--- SUPPLIED INFORMATION ---

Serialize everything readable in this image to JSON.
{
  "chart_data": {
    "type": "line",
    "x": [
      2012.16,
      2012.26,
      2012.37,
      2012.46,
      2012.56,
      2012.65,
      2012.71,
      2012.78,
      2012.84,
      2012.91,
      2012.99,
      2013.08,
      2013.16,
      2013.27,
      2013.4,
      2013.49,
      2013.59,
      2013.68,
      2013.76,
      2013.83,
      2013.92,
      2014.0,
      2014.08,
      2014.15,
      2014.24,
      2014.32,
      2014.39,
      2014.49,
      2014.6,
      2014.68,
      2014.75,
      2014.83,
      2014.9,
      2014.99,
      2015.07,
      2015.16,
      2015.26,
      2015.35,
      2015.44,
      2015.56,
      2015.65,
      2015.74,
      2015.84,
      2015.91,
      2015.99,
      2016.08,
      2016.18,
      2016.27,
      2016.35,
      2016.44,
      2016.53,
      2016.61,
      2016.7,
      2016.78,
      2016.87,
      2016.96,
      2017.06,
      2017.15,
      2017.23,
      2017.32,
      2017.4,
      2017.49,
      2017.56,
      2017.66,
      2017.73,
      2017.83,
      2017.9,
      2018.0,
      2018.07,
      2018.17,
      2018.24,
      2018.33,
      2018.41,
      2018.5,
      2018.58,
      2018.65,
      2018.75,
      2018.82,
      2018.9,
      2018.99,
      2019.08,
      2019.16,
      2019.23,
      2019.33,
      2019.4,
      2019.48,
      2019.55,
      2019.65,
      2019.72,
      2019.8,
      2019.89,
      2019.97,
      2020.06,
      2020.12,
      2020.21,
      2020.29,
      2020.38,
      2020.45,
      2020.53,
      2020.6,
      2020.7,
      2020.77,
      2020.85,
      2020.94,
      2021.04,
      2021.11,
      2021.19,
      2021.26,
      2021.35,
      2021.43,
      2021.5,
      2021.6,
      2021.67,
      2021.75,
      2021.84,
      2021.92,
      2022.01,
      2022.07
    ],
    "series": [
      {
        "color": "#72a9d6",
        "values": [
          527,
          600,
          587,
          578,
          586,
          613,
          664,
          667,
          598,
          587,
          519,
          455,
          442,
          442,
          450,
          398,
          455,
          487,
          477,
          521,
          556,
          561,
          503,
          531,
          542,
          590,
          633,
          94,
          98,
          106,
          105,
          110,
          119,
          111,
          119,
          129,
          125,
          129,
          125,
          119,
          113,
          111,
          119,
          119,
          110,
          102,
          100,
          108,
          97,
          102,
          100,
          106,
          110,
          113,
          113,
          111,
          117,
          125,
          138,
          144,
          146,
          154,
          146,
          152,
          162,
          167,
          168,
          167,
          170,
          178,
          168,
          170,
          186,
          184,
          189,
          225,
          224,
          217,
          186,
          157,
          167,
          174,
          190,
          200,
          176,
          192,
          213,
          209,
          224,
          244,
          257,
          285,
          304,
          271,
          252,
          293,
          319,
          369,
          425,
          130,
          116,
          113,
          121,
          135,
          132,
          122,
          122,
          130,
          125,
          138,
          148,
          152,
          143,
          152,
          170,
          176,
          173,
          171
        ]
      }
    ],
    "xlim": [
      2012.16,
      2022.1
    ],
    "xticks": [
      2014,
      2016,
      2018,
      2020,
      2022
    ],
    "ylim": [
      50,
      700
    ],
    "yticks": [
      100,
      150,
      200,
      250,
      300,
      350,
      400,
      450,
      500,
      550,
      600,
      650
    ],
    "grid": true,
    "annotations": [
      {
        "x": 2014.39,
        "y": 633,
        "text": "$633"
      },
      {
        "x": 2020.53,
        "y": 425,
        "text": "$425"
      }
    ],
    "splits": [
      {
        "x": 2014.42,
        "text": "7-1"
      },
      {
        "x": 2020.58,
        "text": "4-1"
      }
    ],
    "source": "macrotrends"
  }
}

---

**WORK REQUIRED:** Copy the material above back out, exactly as written.

**TASK RESPONSE:**
Serialize everything readable in this image to JSON.
{
  "chart_data": {
    "type": "line",
    "x": [
      2012.16,
      2012.26,
      2012.37,
      2012.46,
      2012.56,
      2012.65,
      2012.71,
      2012.78,
      2012.84,
      2012.91,
      2012.99,
      2013.08,
      2013.16,
      2013.27,
      2013.4,
      2013.49,
      2013.59,
      2013.68,
      2013.76,
      2013.83,
      2013.92,
      2014.0,
      2014.08,
      2014.15,
      2014.24,
      2014.32,
      2014.39,
      2014.49,
      2014.6,
      2014.68,
      2014.75,
      2014.83,
      2014.9,
      2014.99,
      2015.07,
      2015.16,
      2015.26,
      2015.35,
      2015.44,
      2015.56,
      2015.65,
      2015.74,
      2015.84,
      2015.91,
      2015.99,
      2016.08,
      2016.18,
      2016.27,
      2016.35,
      2016.44,
      2016.53,
      2016.61,
      2016.7,
      2016.78,
      2016.87,
      2016.96,
      2017.06,
      2017.15,
      2017.23,
      2017.32,
      2017.4,
      2017.49,
      2017.56,
      2017.66,
      2017.73,
      2017.83,
      2017.9,
      2018.0,
      2018.07,
      2018.17,
      2018.24,
      2018.33,
      2018.41,
      2018.5,
      2018.58,
      2018.65,
      2018.75,
      2018.82,
      2018.9,
      2018.99,
      2019.08,
      2019.16,
      2019.23,
      2019.33,
      2019.4,
      2019.48,
      2019.55,
      2019.65,
      2019.72,
      2019.8,
      2019.89,
      2019.97,
      2020.06,
      2020.12,
      2020.21,
      2020.29,
      2020.38,
      2020.45,
      2020.53,
      2020.6,
      2020.7,
      2020.77,
      2020.85,
      2020.94,
      2021.04,
      2021.11,
      2021.19,
      2021.26,
      2021.35,
      2021.43,
      2021.5,
      2021.6,
      2021.67,
      2021.75,
      2021.84,
      2021.92,
      2022.01,
      2022.07
    ],
    "series": [
      {
        "color": "#72a9d6",
        "values": [
          527,
          600,
          587,
          578,
          586,
          613,
          664,
          667,
          598,
          587,
          519,
          455,
          442,
          442,
          450,
          398,
          455,
          487,
          477,
          521,
          556,
          561,
          503,
          531,
          542,
          590,
          633,
          94,
          98,
          106,
          105,
          110,
          119,
          111,
          119,
          129,
          125,
          129,
          125,
          119,
          113,
          111,
          119,
          119,
          110,
          102,
          100,
          108,
          97,
          102,
          100,
          106,
          110,
          113,
          113,
          111,
          117,
          125,
          138,
          144,
          146,
          154,
          146,
          152,
          162,
          167,
          168,
          167,
          170,
          178,
          168,
          170,
          186,
          184,
          189,
          225,
          224,
          217,
          186,
          157,
          167,
          174,
          190,
          200,
          176,
          192,
          213,
          209,
          224,
          244,
          257,
          285,
          304,
          271,
          252,
          293,
          319,
          369,
          425,
          130,
          116,
          113,
          121,
          135,
          132,
          122,
          122,
          130,
          125,
          138,
          148,
          152,
          143,
          152,
          170,
          176,
          173,
          171
        ]
      }
    ],
    "xlim": [
      2012.16,
      2022.1
    ],
    "xticks": [
      2014,
      2016,
      2018,
      2020,
      2022
    ],
    "ylim": [
      50,
      700
    ],
    "yticks": [
      100,
      150,
      200,
      250,
      300,
      350,
      400,
      450,
      500,
      550,
      600,
      650
    ],
    "grid": true,
    "annotations": [
      {
        "x": 2014.39,
        "y": 633,
        "text": "$633"
      },
      {
        "x": 2020.53,
        "y": 425,
        "text": "$425"
      }
    ],
    "splits": [
      {
        "x": 2014.42,
        "text": "7-1"
      },
      {
        "x": 2020.58,
        "text": "4-1"
      }
    ],
    "source": "macrotrends"
  }
}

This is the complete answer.